__Dataset excerpt__.
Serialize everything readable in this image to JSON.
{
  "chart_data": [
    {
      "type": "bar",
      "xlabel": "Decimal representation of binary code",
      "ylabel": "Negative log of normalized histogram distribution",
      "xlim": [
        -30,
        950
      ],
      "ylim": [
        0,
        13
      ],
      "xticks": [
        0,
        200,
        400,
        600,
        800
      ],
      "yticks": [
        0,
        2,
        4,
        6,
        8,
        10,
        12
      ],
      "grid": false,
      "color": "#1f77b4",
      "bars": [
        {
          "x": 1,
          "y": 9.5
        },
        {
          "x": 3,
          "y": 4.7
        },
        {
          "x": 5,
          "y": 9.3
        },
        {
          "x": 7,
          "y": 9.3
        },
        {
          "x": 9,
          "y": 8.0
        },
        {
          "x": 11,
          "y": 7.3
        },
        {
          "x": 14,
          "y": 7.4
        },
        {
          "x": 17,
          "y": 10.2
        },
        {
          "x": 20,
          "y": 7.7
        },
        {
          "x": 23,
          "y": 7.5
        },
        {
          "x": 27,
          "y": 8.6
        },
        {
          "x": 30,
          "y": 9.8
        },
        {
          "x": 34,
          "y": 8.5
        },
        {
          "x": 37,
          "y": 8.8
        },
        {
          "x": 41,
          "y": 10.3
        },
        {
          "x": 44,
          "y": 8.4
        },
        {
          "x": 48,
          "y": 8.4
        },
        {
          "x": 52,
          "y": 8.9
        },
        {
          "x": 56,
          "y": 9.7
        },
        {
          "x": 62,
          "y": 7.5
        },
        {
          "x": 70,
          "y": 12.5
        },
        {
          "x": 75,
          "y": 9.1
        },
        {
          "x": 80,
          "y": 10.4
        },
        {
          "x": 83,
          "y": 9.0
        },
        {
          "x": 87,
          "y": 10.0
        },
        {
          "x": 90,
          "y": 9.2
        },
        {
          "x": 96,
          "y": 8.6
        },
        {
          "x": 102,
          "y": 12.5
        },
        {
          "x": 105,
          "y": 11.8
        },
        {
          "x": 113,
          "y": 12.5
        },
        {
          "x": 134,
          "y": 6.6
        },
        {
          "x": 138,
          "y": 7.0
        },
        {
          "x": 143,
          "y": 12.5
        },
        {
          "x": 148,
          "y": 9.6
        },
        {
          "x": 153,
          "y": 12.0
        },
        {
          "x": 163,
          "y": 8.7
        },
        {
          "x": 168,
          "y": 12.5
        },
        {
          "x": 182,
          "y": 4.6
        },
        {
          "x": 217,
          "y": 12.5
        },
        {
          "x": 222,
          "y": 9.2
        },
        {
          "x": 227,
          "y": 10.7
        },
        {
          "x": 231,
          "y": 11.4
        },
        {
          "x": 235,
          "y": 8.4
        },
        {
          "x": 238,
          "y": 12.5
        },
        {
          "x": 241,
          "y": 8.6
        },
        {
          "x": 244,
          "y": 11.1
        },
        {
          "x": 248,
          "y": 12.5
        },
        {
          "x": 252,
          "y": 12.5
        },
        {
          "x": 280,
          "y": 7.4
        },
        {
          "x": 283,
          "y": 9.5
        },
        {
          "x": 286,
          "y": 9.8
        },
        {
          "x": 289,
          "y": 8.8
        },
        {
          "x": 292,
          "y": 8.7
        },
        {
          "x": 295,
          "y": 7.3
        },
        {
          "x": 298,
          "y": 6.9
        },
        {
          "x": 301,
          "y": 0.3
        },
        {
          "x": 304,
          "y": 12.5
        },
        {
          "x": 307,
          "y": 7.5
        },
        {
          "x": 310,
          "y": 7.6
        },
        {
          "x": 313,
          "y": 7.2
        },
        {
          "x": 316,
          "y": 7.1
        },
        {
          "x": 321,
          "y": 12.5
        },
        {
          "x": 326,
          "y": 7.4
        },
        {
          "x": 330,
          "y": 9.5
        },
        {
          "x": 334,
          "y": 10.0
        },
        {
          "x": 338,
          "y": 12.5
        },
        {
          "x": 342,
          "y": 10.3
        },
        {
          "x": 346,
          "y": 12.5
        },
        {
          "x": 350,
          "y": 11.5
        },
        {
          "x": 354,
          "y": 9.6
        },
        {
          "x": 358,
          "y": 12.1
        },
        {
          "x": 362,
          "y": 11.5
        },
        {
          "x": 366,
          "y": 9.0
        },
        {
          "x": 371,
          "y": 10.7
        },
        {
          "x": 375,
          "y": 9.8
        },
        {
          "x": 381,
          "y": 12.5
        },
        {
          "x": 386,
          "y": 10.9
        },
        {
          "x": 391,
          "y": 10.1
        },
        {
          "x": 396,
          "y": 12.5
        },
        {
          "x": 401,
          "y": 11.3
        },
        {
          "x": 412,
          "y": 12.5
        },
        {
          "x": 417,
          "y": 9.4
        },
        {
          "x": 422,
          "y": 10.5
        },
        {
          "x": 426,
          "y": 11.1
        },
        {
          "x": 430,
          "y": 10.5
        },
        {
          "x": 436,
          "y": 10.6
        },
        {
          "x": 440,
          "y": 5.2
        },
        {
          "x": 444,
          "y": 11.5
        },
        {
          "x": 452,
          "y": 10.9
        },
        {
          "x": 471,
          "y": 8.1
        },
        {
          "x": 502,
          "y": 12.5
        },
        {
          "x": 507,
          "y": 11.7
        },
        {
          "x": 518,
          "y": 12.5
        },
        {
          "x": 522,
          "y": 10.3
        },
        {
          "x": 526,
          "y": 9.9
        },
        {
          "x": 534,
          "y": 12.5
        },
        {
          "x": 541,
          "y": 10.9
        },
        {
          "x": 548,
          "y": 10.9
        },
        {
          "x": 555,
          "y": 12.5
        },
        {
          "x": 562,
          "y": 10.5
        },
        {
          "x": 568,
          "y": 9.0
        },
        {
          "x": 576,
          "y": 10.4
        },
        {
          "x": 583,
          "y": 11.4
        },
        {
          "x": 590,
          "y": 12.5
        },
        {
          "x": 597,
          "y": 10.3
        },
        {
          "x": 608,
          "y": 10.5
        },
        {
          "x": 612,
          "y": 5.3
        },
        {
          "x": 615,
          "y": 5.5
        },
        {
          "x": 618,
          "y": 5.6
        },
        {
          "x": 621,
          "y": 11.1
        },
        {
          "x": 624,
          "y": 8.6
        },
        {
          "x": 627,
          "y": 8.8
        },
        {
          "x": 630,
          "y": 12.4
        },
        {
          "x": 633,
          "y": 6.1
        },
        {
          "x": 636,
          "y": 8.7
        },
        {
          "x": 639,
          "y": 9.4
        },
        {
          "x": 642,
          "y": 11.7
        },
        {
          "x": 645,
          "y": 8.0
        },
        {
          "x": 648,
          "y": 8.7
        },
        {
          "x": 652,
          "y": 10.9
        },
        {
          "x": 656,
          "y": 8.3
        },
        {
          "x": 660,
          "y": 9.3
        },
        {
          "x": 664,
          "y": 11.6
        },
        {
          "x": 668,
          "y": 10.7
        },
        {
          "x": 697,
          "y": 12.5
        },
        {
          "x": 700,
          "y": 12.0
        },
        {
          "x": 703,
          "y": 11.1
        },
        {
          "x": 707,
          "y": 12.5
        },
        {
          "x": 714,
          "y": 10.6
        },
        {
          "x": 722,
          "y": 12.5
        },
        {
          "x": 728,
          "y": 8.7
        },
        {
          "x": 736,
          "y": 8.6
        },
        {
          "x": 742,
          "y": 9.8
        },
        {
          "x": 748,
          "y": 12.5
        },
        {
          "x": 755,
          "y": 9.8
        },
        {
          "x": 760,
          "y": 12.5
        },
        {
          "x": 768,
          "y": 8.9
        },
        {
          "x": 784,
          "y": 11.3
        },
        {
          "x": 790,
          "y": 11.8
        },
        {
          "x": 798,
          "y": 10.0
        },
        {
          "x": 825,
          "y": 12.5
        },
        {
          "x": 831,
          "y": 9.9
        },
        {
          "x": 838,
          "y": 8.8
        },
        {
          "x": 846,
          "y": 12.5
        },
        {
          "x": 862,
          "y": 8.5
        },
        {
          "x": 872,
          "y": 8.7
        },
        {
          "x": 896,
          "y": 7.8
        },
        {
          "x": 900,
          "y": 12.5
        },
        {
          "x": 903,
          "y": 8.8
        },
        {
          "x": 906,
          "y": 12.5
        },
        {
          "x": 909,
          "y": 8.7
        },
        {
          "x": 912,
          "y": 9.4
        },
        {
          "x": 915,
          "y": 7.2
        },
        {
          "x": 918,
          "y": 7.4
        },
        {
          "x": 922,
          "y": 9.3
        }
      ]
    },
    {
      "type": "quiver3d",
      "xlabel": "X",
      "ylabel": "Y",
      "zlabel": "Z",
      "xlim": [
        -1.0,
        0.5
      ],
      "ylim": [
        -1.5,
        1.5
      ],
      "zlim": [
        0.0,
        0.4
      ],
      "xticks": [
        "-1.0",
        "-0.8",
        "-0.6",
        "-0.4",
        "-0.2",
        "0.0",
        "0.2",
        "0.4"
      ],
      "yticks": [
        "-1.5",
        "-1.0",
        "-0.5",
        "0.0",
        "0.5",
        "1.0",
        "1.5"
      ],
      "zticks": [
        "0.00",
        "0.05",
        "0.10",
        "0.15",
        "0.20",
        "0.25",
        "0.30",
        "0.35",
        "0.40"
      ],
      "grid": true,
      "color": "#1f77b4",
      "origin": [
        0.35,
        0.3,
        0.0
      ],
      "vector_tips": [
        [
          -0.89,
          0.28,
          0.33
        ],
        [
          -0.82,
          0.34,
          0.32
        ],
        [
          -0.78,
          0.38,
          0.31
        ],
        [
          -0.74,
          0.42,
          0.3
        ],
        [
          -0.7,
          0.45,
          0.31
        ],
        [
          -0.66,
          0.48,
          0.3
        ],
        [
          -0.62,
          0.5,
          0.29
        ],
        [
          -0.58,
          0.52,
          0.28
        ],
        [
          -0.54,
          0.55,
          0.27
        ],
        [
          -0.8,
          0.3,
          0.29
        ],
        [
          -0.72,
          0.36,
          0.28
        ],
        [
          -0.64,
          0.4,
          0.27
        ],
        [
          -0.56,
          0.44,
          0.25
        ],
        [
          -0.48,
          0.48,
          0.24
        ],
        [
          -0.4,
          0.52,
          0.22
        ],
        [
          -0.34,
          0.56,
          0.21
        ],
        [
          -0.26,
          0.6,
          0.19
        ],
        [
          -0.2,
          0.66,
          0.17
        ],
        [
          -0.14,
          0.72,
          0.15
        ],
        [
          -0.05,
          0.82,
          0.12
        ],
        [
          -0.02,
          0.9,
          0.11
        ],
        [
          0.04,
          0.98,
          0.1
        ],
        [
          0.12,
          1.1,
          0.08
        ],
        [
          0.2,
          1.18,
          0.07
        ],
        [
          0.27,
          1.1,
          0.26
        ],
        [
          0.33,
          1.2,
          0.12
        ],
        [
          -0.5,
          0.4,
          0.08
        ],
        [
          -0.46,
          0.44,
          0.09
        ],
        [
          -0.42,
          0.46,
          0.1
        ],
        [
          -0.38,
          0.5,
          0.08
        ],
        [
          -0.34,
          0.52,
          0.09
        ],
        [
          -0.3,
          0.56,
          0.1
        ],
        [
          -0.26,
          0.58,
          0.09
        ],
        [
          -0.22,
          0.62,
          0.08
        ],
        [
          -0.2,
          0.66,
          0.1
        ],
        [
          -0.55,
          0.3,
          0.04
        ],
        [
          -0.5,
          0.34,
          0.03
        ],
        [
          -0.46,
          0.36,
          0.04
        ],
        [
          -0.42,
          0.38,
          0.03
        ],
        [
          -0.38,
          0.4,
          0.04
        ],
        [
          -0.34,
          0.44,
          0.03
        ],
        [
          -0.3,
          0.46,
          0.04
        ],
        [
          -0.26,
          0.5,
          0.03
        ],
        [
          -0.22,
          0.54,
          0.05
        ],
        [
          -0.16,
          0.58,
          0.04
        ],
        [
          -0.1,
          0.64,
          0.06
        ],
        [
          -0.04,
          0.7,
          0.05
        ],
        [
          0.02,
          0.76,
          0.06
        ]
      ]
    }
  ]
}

__Description of the task__. Look through the entries and return every line where "xlabel" appears.

__Output of the exercise__.
      "xlabel": "Decimal representation of binary code",
      "xlabel": "X",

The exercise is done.